--- Task directions ---
If a line in the listing below has the string "function", copy it out.

--- Supplied entries ---
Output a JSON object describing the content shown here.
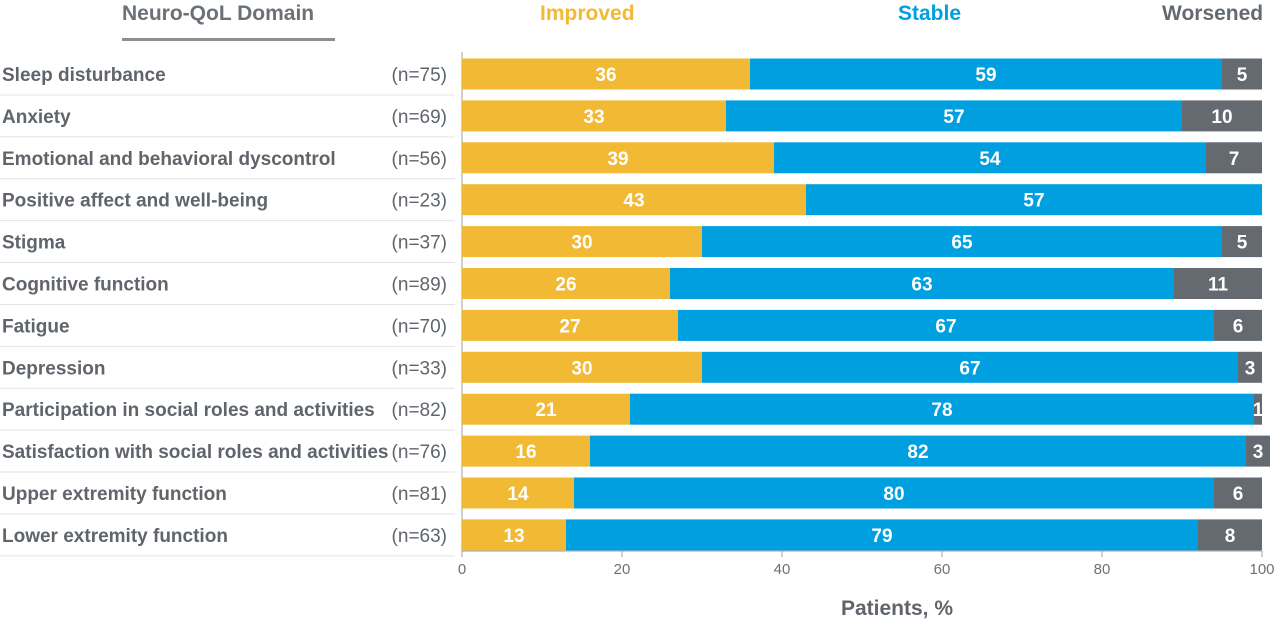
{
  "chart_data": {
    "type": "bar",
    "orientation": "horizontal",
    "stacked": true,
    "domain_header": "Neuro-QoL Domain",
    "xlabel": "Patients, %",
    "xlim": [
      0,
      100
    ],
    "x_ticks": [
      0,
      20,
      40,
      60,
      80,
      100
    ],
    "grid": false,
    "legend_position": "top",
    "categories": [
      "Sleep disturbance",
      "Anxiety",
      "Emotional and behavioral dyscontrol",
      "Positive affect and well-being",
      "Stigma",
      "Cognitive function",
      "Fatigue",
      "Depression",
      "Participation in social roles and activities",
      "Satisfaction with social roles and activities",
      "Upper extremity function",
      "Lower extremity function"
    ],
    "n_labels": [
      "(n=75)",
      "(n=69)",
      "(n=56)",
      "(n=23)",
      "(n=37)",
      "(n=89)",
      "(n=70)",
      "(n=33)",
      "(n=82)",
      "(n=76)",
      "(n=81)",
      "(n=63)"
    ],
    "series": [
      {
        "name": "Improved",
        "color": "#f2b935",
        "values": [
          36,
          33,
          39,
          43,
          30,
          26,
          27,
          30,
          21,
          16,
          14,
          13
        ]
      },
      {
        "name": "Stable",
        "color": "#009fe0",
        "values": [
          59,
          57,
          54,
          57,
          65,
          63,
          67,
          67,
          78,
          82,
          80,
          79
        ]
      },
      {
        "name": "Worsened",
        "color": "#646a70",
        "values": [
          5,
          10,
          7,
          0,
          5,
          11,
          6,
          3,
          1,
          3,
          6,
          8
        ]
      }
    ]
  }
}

--- Exercise solution ---
      "Cognitive function",
      "Upper extremity function",
      "Lower extremity function"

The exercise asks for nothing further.